WHAT THE TASK ASKS
Would you return the complete listing below word for word?

SUPPLIED MATERIAL
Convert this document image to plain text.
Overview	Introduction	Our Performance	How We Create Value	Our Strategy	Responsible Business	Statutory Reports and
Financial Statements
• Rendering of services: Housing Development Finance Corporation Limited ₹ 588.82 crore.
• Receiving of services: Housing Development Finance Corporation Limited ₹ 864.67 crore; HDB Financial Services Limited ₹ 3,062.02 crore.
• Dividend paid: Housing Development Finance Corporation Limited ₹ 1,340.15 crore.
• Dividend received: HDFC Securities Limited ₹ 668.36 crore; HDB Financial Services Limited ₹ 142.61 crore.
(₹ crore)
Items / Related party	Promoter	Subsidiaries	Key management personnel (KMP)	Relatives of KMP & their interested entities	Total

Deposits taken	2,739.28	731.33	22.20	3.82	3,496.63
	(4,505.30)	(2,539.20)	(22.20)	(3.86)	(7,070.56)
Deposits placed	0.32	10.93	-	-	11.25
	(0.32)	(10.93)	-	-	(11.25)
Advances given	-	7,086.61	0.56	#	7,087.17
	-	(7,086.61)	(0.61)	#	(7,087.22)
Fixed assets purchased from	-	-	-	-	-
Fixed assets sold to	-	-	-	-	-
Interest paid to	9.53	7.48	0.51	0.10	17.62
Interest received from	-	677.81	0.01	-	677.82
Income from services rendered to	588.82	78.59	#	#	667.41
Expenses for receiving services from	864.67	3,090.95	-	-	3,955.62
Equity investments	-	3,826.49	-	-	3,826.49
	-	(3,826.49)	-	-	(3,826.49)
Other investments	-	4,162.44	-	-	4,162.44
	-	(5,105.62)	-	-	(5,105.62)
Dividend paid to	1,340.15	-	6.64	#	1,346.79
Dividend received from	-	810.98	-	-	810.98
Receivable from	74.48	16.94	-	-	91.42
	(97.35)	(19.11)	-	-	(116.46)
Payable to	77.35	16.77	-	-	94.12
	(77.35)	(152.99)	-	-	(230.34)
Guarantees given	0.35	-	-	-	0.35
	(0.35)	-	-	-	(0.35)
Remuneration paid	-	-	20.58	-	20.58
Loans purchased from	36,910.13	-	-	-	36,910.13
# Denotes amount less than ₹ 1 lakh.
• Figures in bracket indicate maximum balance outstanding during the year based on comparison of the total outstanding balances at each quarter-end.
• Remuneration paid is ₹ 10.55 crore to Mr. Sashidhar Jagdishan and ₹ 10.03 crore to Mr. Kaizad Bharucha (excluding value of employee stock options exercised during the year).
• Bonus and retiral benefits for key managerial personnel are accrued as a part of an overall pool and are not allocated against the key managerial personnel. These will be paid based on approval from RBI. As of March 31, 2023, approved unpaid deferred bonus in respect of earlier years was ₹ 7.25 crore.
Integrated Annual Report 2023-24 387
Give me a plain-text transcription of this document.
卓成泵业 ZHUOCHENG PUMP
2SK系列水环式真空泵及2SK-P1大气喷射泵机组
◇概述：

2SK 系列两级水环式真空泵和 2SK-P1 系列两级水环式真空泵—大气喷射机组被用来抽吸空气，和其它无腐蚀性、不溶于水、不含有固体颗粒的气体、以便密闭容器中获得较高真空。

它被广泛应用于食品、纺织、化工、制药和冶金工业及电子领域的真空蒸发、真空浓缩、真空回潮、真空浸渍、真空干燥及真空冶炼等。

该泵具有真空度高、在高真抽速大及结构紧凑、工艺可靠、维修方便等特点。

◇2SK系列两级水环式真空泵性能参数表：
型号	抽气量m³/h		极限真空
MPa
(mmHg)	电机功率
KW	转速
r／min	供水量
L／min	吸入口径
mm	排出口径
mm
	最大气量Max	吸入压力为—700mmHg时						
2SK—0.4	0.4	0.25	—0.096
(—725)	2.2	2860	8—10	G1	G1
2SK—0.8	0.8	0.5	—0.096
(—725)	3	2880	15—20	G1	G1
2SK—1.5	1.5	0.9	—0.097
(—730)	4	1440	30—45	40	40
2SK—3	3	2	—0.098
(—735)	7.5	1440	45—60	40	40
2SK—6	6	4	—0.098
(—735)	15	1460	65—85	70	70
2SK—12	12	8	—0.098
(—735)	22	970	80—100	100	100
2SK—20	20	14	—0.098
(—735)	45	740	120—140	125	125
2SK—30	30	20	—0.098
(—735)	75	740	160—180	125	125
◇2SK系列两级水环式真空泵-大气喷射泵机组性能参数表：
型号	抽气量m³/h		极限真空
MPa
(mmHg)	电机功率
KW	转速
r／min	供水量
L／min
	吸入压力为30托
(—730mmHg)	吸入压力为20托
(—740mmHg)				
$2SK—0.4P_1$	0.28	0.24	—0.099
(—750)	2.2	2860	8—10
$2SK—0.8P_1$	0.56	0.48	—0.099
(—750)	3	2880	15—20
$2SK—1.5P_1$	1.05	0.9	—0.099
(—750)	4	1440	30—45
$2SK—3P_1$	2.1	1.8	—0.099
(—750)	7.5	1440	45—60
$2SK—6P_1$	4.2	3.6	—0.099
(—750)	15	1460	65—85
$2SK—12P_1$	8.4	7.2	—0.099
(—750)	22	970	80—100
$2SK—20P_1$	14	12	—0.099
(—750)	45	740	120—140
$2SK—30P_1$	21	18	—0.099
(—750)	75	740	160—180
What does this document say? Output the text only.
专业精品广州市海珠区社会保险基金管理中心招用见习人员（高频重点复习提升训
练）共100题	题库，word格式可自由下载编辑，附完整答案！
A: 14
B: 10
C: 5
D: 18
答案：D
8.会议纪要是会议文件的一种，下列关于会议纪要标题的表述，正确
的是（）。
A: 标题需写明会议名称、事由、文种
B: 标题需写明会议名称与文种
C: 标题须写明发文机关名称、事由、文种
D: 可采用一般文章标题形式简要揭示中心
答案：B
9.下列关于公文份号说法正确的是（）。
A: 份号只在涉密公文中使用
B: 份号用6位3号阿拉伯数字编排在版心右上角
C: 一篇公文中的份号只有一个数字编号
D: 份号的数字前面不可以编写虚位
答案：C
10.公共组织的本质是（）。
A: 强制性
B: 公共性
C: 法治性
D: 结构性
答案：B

EXERCISE RESPONSE
Convert this document image to plain text.
Overview	Introduction	Our Performance	How We Create Value	Our Strategy	Responsible Business	Statutory Reports and
Financial Statements
• Rendering of services: Housing Development Finance Corporation Limited ₹ 588.82 crore.
• Receiving of services: Housing Development Finance Corporation Limited ₹ 864.67 crore; HDB Financial Services Limited ₹ 3,062.02 crore.
• Dividend paid: Housing Development Finance Corporation Limited ₹ 1,340.15 crore.
• Dividend received: HDFC Securities Limited ₹ 668.36 crore; HDB Financial Services Limited ₹ 142.61 crore.
(₹ crore)
Items / Related party	Promoter	Subsidiaries	Key management personnel (KMP)	Relatives of KMP & their interested entities	Total

Deposits taken	2,739.28	731.33	22.20	3.82	3,496.63
	(4,505.30)	(2,539.20)	(22.20)	(3.86)	(7,070.56)
Deposits placed	0.32	10.93	-	-	11.25
	(0.32)	(10.93)	-	-	(11.25)
Advances given	-	7,086.61	0.56	#	7,087.17
	-	(7,086.61)	(0.61)	#	(7,087.22)
Fixed assets purchased from	-	-	-	-	-
Fixed assets sold to	-	-	-	-	-
Interest paid to	9.53	7.48	0.51	0.10	17.62
Interest received from	-	677.81	0.01	-	677.82
Income from services rendered to	588.82	78.59	#	#	667.41
Expenses for receiving services from	864.67	3,090.95	-	-	3,955.62
Equity investments	-	3,826.49	-	-	3,826.49
	-	(3,826.49)	-	-	(3,826.49)
Other investments	-	4,162.44	-	-	4,162.44
	-	(5,105.62)	-	-	(5,105.62)
Dividend paid to	1,340.15	-	6.64	#	1,346.79
Dividend received from	-	810.98	-	-	810.98
Receivable from	74.48	16.94	-	-	91.42
	(97.35)	(19.11)	-	-	(116.46)
Payable to	77.35	16.77	-	-	94.12
	(77.35)	(152.99)	-	-	(230.34)
Guarantees given	0.35	-	-	-	0.35
	(0.35)	-	-	-	(0.35)
Remuneration paid	-	-	20.58	-	20.58
Loans purchased from	36,910.13	-	-	-	36,910.13
# Denotes amount less than ₹ 1 lakh.
• Figures in bracket indicate maximum balance outstanding during the year based on comparison of the total outstanding balances at each quarter-end.
• Remuneration paid is ₹ 10.55 crore to Mr. Sashidhar Jagdishan and ₹ 10.03 crore to Mr. Kaizad Bharucha (excluding value of employee stock options exercised during the year).
• Bonus and retiral benefits for key managerial personnel are accrued as a part of an overall pool and are not allocated against the key managerial personnel. These will be paid based on approval from RBI. As of March 31, 2023, approved unpaid deferred bonus in respect of earlier years was ₹ 7.25 crore.
Integrated Annual Report 2023-24 387
Give me a plain-text transcription of this document.
卓成泵业 ZHUOCHENG PUMP
2SK系列水环式真空泵及2SK-P1大气喷射泵机组
◇概述：

2SK 系列两级水环式真空泵和 2SK-P1 系列两级水环式真空泵—大气喷射机组被用来抽吸空气，和其它无腐蚀性、不溶于水、不含有固体颗粒的气体、以便密闭容器中获得较高真空。

它被广泛应用于食品、纺织、化工、制药和冶金工业及电子领域的真空蒸发、真空浓缩、真空回潮、真空浸渍、真空干燥及真空冶炼等。

该泵具有真空度高、在高真抽速大及结构紧凑、工艺可靠、维修方便等特点。

◇2SK系列两级水环式真空泵性能参数表：
型号	抽气量m³/h		极限真空
MPa
(mmHg)	电机功率
KW	转速
r／min	供水量
L／min	吸入口径
mm	排出口径
mm
	最大气量Max	吸入压力为—700mmHg时						
2SK—0.4	0.4	0.25	—0.096
(—725)	2.2	2860	8—10	G1	G1
2SK—0.8	0.8	0.5	—0.096
(—725)	3	2880	15—20	G1	G1
2SK—1.5	1.5	0.9	—0.097
(—730)	4	1440	30—45	40	40
2SK—3	3	2	—0.098
(—735)	7.5	1440	45—60	40	40
2SK—6	6	4	—0.098
(—735)	15	1460	65—85	70	70
2SK—12	12	8	—0.098
(—735)	22	970	80—100	100	100
2SK—20	20	14	—0.098
(—735)	45	740	120—140	125	125
2SK—30	30	20	—0.098
(—735)	75	740	160—180	125	125
◇2SK系列两级水环式真空泵-大气喷射泵机组性能参数表：
型号	抽气量m³/h		极限真空
MPa
(mmHg)	电机功率
KW	转速
r／min	供水量
L／min
	吸入压力为30托
(—730mmHg)	吸入压力为20托
(—740mmHg)				
$2SK—0.4P_1$	0.28	0.24	—0.099
(—750)	2.2	2860	8—10
$2SK—0.8P_1$	0.56	0.48	—0.099
(—750)	3	2880	15—20
$2SK—1.5P_1$	1.05	0.9	—0.099
(—750)	4	1440	30—45
$2SK—3P_1$	2.1	1.8	—0.099
(—750)	7.5	1440	45—60
$2SK—6P_1$	4.2	3.6	—0.099
(—750)	15	1460	65—85
$2SK—12P_1$	8.4	7.2	—0.099
(—750)	22	970	80—100
$2SK—20P_1$	14	12	—0.099
(—750)	45	740	120—140
$2SK—30P_1$	21	18	—0.099
(—750)	75	740	160—180
What does this document say? Output the text only.
专业精品广州市海珠区社会保险基金管理中心招用见习人员（高频重点复习提升训
练）共100题	题库，word格式可自由下载编辑，附完整答案！
A: 14
B: 10
C: 5
D: 18
答案：D
8.会议纪要是会议文件的一种，下列关于会议纪要标题的表述，正确
的是（）。
A: 标题需写明会议名称、事由、文种
B: 标题需写明会议名称与文种
C: 标题须写明发文机关名称、事由、文种
D: 可采用一般文章标题形式简要揭示中心
答案：B
9.下列关于公文份号说法正确的是（）。
A: 份号只在涉密公文中使用
B: 份号用6位3号阿拉伯数字编排在版心右上角
C: 一篇公文中的份号只有一个数字编号
D: 份号的数字前面不可以编写虚位
答案：C
10.公共组织的本质是（）。
A: 强制性
B: 公共性
C: 法治性
D: 结构性
答案：B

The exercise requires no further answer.